TEXT SECTION
______

[PATCH v3] blk-cgroup: Replace u64 sync with spinlock for iostat update

From: boy . wu
Date: Tue Jul 16 2024 - 03:53:04 EST


From: Boy Wu <boy.wu@xxxxxxxxxxxx>

In 32bit SMP systems, if multiple CPUs call blkcg_print_stat,
it may cause blkcg_fill_root_iostats to have a concurrent problem
on the seqlock in u64_stats_update, which will cause a deadlock
on u64_stats_fetch_begin in blkcg_print_one_stat.

Thus, replace u64 sync with spinlock to protect iostat update.

Fixes: ef45fe470e1e ("blk-cgroup: show global disk stats in root cgroup io.stat")
Signed-off-by: Boy Wu <boy.wu@xxxxxxxxxxxx>
---
Change in v2:
- update commit message
- Remove u64_sync
- Replace spin_lock_irq with guard statement
- Replace blkg->q->queue_lock with blkg_stat_lock
Change in v3:
- update commit message
- Add spinlock in blkg_iostat_set structure
- Replace all u64_sync with spinlock for iostat
- Replace blkg_stat_lock with iostat.spinlock
---
block/blk-cgroup.c | 62 +++++++++++++++++++---------------------------
block/blk-cgroup.h | 1 +
2 files changed, 26 insertions(+), 37 deletions(-)

______

DATA BLOCK
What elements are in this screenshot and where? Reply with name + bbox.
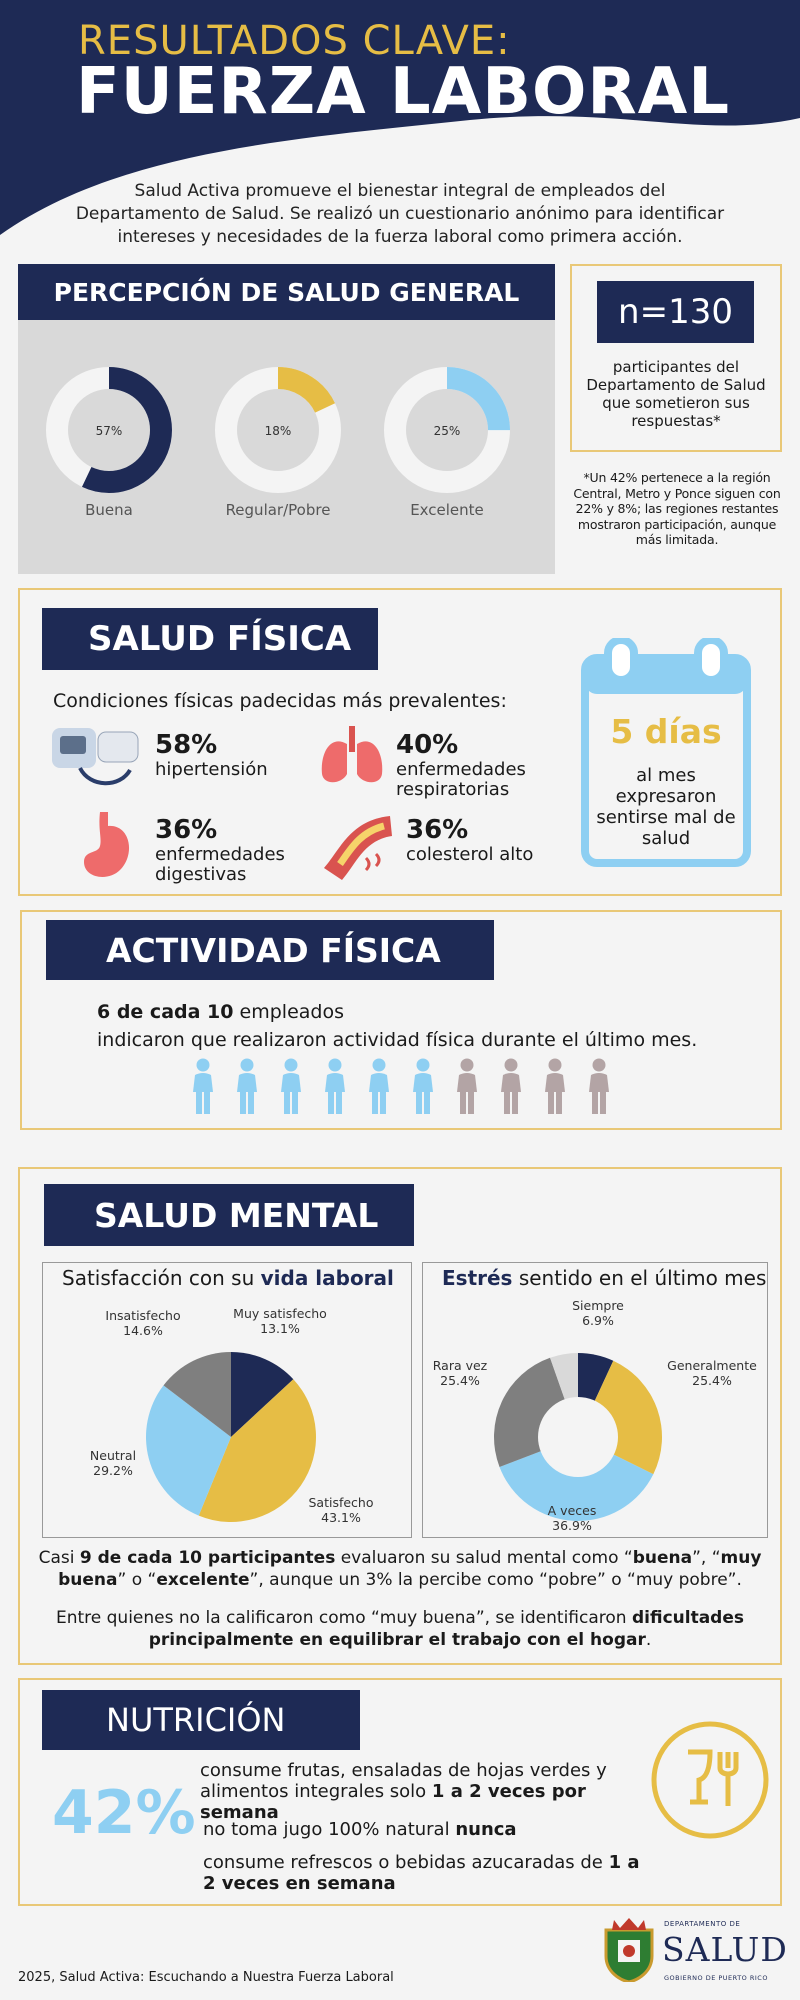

______

THE TASKS
[a] Reproduce the part of the blk-cgroup patch starting with "From: Boy Wu" and going on through "protect iostat update.".
[b] List every change the blk-cgroup patch names under "Change in v2:".

ANSWER SET
[a]
From: Boy Wu <boy.wu@xxxxxxxxxxxx>

In 32bit SMP systems, if multiple CPUs call blkcg_print_stat,
it may cause blkcg_fill_root_iostats to have a concurrent problem
on the seqlock in u64_stats_update, which will cause a deadlock
on u64_stats_fetch_begin in blkcg_print_one_stat.

Thus, replace u64 sync with spinlock to protect iostat update.

[b]
- update commit message
- Remove u64_sync
- Replace spin_lock_irq with guard statement
- Replace blkg->q->queue_lock with blkg_stat_lock